Identify the lines that contain the word "Detroit" and copy each one.

DATA RECORDS:
## begin
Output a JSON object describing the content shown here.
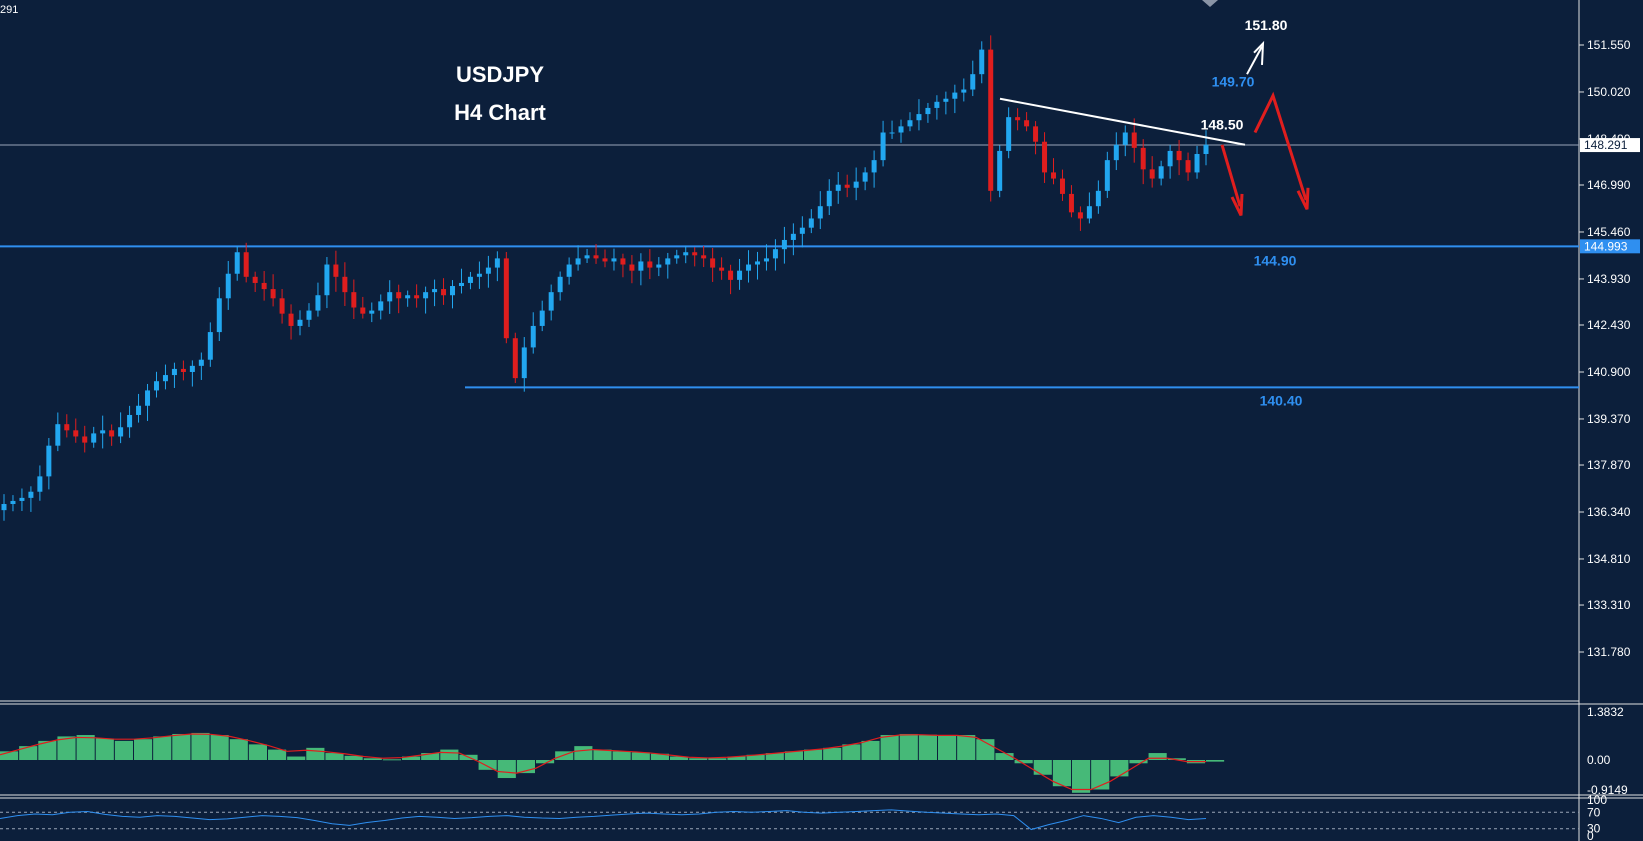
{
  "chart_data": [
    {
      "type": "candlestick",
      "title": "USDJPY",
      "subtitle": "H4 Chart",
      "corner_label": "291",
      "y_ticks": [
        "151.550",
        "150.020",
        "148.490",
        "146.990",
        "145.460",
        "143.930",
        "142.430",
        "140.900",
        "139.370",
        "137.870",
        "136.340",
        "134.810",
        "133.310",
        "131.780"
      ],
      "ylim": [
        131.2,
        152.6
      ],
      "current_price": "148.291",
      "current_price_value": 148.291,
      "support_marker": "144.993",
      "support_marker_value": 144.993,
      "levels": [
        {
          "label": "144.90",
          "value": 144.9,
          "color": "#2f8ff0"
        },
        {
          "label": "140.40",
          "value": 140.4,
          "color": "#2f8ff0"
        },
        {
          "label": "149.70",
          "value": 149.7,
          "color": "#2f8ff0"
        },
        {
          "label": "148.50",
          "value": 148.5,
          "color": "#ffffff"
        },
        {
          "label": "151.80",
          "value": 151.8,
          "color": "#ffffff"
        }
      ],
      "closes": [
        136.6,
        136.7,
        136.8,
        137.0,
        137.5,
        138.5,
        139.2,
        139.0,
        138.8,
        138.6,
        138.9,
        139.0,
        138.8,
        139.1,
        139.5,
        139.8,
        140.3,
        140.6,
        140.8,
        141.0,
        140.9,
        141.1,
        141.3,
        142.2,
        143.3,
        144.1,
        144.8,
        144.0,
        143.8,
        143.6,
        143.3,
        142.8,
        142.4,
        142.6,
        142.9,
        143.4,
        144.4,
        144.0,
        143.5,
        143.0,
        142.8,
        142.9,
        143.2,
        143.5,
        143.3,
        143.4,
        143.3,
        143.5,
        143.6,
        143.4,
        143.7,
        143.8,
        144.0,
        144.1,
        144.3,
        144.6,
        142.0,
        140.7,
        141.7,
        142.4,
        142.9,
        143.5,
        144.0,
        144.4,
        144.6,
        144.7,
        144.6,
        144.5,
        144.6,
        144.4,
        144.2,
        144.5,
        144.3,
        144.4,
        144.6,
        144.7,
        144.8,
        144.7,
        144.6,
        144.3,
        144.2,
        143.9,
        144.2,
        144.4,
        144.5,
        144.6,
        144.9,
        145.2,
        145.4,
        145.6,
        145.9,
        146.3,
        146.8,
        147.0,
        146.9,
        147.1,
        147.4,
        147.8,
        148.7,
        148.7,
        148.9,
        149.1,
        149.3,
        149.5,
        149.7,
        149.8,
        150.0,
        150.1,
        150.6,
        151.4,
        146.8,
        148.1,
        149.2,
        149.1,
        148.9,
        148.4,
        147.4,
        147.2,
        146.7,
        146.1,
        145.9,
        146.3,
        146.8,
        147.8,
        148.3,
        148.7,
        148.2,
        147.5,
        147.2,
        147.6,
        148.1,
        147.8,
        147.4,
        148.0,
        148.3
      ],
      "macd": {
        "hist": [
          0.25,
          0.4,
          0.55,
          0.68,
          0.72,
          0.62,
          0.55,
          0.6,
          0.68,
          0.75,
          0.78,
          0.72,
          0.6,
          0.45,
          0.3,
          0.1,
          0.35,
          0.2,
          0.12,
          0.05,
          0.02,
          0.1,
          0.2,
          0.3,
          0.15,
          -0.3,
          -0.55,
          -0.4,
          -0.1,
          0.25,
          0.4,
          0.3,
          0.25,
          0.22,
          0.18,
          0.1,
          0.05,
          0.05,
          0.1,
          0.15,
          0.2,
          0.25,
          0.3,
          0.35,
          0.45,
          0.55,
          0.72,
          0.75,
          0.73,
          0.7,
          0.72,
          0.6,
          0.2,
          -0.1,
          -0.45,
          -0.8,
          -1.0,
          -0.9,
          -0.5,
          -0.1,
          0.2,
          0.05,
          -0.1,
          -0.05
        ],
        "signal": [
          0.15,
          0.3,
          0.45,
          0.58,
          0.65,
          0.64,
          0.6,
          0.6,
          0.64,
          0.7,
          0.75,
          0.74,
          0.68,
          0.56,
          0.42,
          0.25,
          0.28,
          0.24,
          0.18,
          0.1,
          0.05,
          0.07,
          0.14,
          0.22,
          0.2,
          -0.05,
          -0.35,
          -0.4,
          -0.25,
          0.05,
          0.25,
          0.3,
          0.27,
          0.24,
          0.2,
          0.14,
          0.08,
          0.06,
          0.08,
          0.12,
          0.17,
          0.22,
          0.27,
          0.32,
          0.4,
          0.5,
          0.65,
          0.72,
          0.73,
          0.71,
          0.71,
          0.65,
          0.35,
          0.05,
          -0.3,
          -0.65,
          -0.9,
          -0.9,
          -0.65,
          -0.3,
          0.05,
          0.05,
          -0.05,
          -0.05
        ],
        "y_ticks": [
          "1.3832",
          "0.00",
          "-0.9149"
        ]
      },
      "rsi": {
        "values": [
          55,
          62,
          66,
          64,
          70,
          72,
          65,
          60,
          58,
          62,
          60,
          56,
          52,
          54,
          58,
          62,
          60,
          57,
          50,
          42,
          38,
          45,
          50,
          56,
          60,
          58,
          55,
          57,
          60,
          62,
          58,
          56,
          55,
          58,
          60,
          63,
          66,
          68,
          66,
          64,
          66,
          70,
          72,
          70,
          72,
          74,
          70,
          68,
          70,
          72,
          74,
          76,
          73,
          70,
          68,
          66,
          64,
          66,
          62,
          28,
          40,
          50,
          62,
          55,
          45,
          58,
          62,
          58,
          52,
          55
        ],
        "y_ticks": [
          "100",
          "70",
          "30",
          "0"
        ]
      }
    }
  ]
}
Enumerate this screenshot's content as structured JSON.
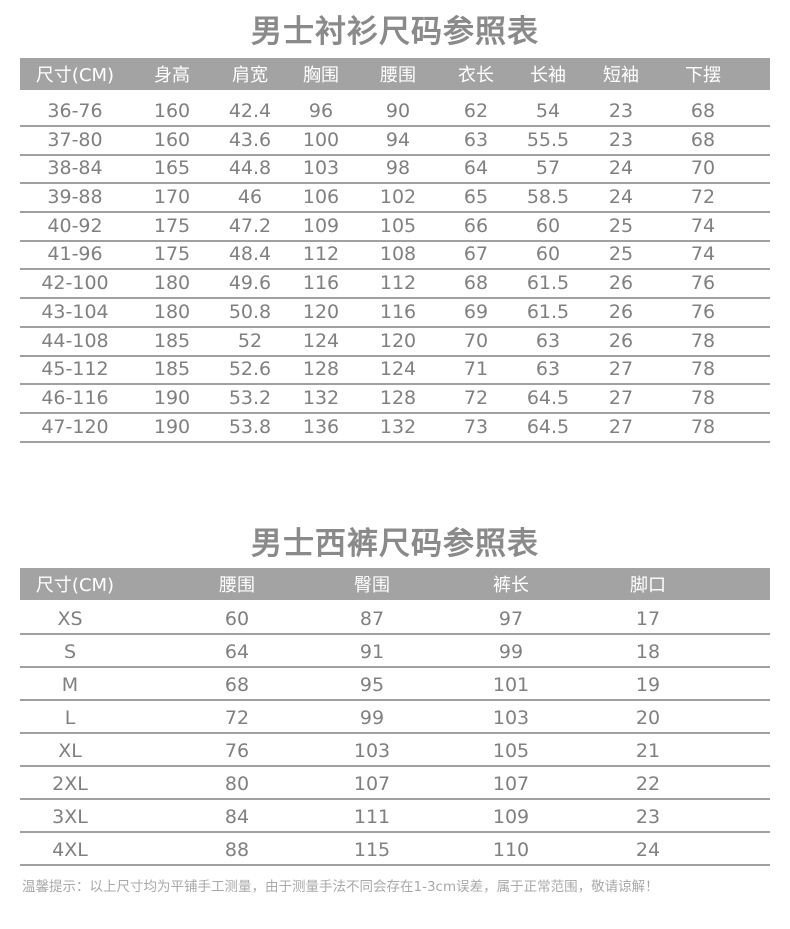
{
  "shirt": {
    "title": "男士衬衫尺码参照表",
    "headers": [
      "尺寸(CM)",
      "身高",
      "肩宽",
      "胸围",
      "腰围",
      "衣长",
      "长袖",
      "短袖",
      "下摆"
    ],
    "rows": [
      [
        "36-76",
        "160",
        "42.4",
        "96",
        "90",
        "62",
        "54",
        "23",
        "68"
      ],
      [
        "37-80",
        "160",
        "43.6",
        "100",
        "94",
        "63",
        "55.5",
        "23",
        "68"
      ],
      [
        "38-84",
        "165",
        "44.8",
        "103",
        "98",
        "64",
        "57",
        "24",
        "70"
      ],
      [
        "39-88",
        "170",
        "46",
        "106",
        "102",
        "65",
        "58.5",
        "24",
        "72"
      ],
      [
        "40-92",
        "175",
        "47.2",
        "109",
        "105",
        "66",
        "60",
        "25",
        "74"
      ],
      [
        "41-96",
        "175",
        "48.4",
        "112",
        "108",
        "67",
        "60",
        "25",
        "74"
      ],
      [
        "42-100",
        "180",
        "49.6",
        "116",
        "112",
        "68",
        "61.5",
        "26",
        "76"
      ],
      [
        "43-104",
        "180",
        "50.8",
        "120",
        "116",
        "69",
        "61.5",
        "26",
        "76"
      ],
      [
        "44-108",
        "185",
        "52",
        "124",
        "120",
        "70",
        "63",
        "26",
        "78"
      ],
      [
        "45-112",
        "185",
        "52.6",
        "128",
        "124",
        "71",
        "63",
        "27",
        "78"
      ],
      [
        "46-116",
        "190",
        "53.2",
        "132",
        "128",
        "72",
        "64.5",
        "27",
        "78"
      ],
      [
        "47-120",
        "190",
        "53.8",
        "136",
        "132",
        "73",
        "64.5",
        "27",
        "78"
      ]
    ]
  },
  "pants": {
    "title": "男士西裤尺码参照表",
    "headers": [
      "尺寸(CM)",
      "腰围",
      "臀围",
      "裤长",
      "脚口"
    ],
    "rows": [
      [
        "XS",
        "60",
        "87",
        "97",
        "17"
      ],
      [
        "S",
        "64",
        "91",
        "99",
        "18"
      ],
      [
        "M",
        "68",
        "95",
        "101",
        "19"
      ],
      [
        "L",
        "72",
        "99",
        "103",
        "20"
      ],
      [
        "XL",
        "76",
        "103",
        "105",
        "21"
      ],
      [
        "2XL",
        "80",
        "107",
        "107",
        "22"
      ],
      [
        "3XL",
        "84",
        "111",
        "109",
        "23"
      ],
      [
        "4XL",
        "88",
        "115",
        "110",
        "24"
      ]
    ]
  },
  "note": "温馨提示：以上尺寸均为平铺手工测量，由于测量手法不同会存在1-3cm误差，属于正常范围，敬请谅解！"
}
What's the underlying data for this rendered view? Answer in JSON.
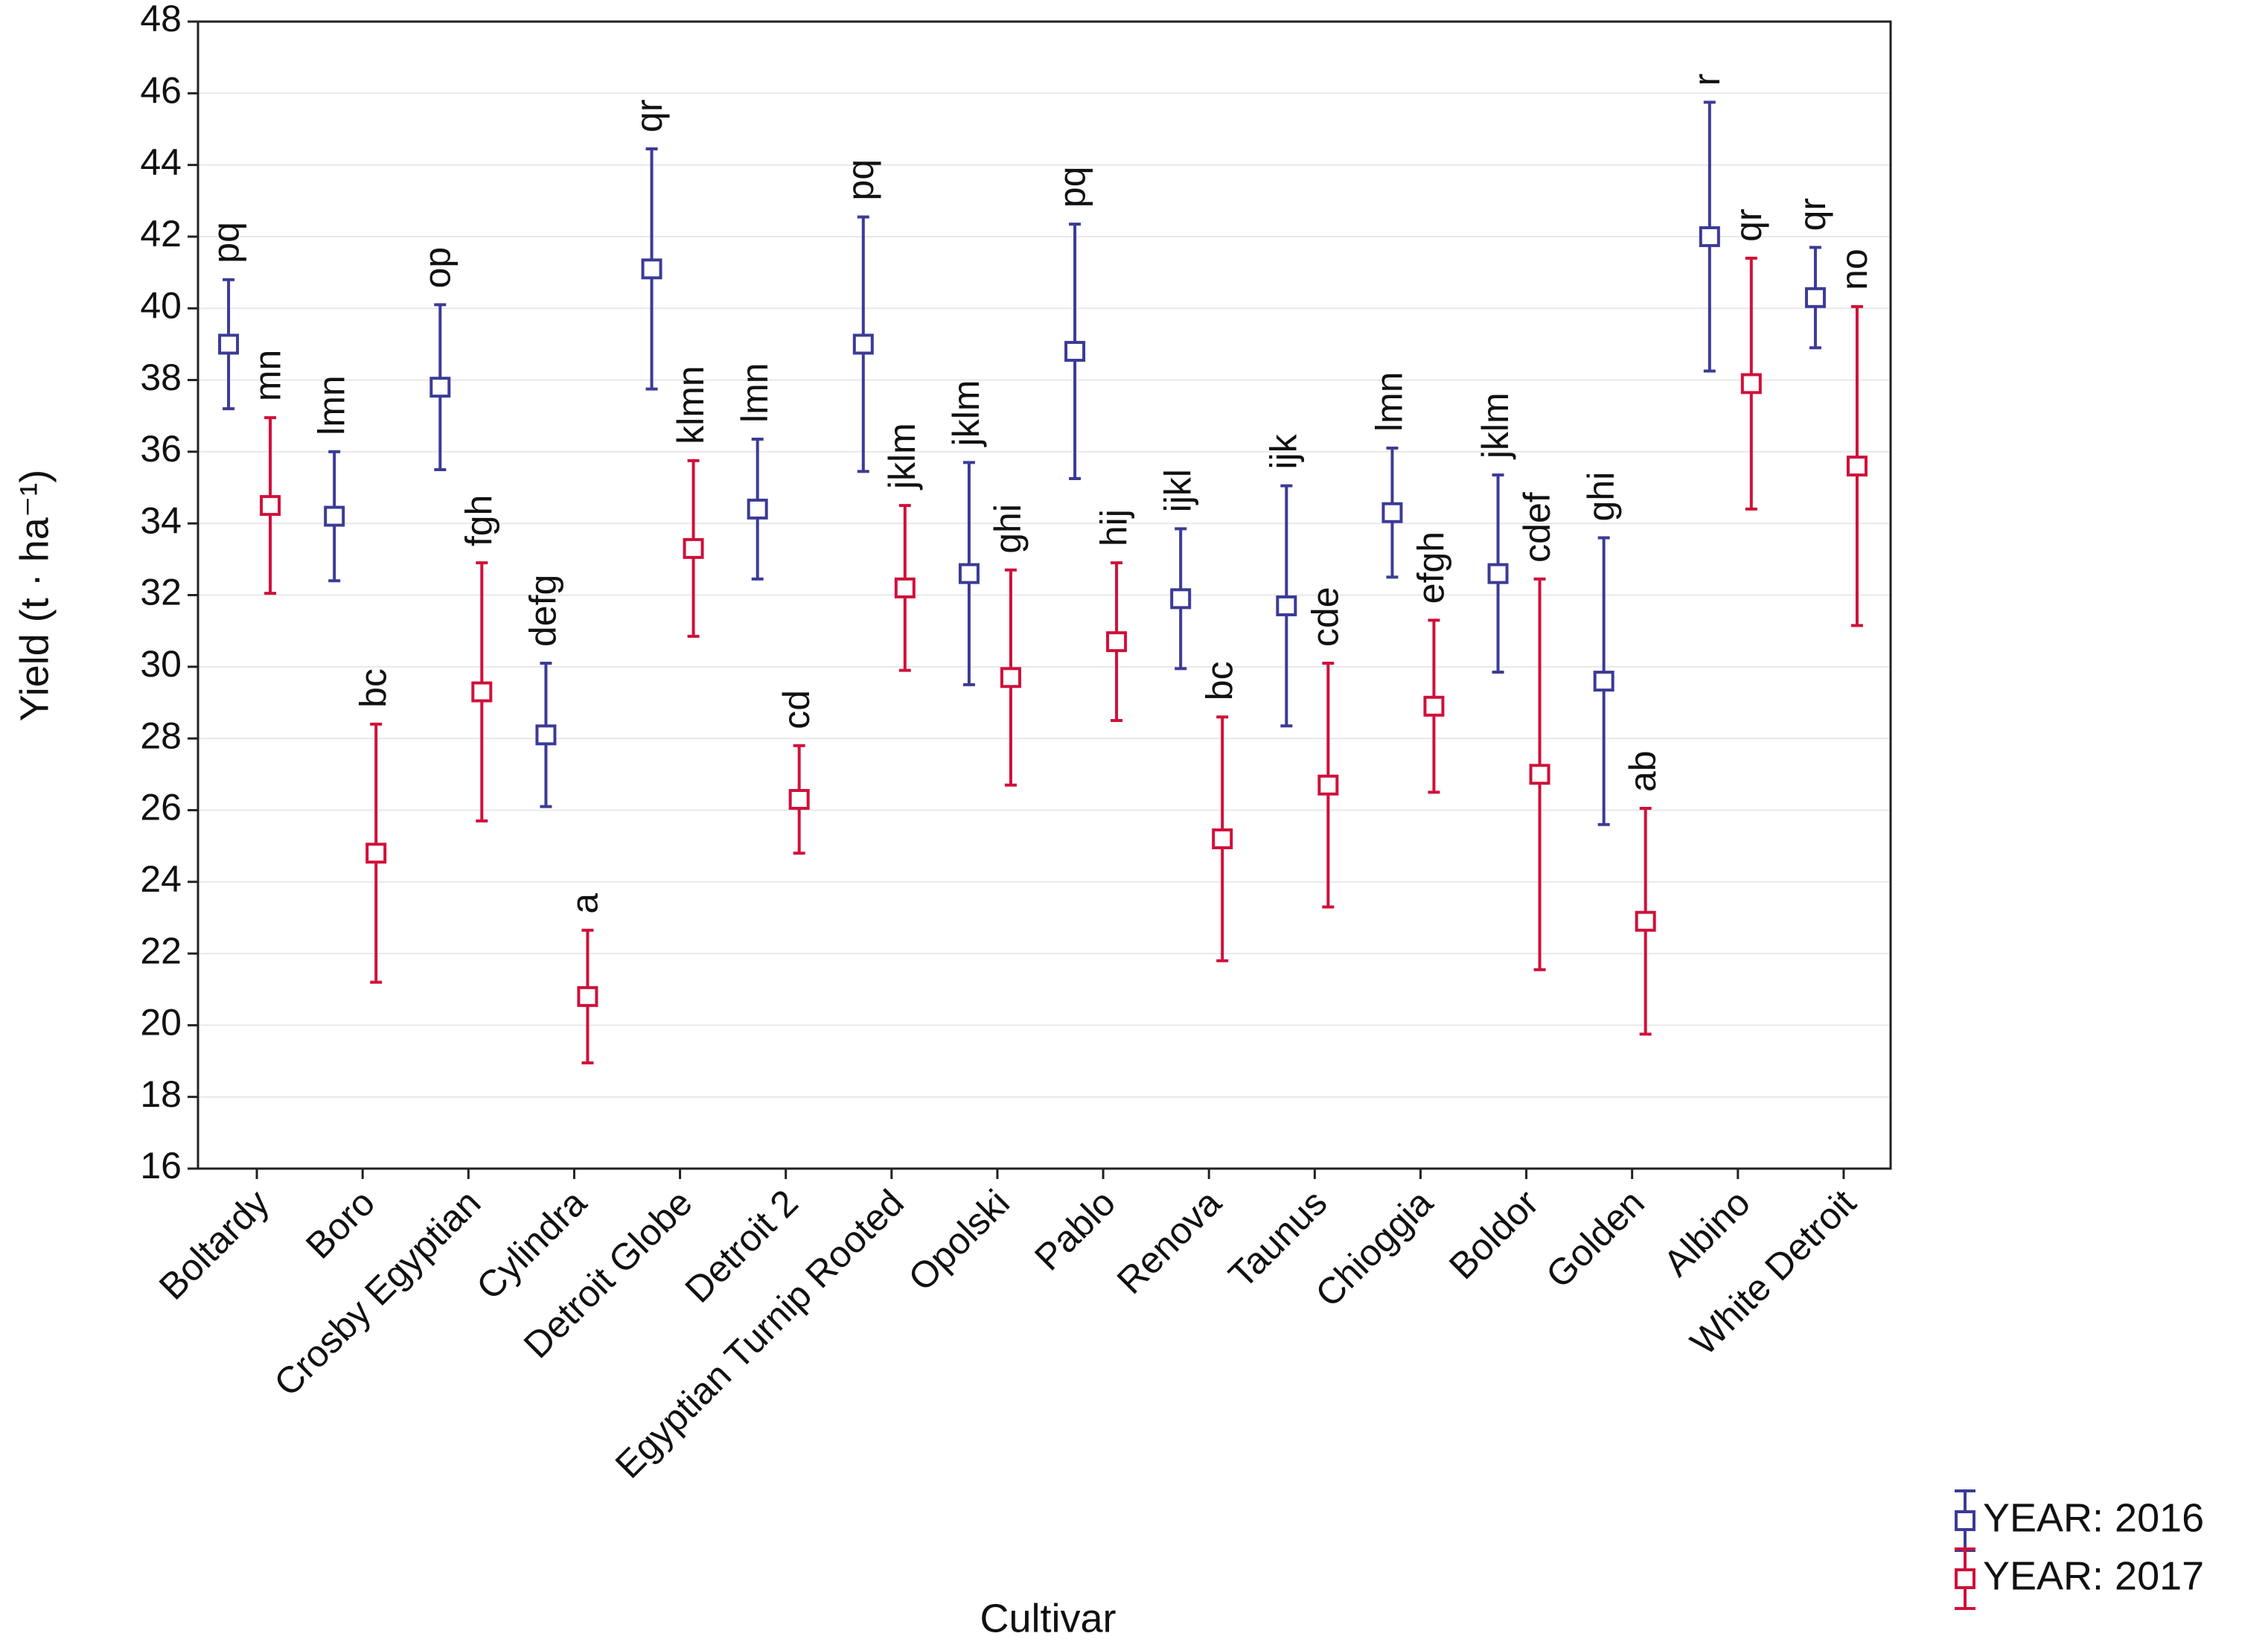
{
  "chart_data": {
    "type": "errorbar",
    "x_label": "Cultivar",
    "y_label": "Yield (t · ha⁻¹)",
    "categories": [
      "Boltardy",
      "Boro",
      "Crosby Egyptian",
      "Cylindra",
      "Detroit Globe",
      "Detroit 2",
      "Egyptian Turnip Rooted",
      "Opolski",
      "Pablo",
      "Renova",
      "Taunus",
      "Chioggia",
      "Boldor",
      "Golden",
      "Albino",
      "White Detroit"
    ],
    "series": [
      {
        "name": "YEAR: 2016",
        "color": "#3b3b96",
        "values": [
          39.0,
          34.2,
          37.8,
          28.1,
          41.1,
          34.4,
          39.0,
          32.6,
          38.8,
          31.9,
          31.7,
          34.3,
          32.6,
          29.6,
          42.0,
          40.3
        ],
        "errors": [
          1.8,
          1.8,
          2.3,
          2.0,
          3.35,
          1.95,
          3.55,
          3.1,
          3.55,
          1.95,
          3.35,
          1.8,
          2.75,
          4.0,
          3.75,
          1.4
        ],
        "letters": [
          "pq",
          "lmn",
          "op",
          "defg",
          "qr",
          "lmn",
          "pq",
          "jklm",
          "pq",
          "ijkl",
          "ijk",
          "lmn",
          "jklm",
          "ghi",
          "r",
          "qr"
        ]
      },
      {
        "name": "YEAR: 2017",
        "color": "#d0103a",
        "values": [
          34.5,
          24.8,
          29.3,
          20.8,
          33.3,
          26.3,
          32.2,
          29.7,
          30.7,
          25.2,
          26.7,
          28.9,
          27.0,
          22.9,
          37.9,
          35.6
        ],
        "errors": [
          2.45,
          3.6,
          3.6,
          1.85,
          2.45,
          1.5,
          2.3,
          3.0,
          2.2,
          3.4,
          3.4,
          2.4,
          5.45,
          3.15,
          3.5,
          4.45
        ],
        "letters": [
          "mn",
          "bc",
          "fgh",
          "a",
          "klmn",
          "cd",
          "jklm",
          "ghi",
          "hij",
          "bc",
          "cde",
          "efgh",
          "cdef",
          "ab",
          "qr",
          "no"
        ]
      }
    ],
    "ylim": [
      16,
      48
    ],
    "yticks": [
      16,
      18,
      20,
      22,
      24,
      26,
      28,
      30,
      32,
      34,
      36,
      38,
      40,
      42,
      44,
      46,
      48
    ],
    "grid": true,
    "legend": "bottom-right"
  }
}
## end
CORRECT ANSWER:
      "Detroit Globe",
      "Detroit 2",
      "White Detroit"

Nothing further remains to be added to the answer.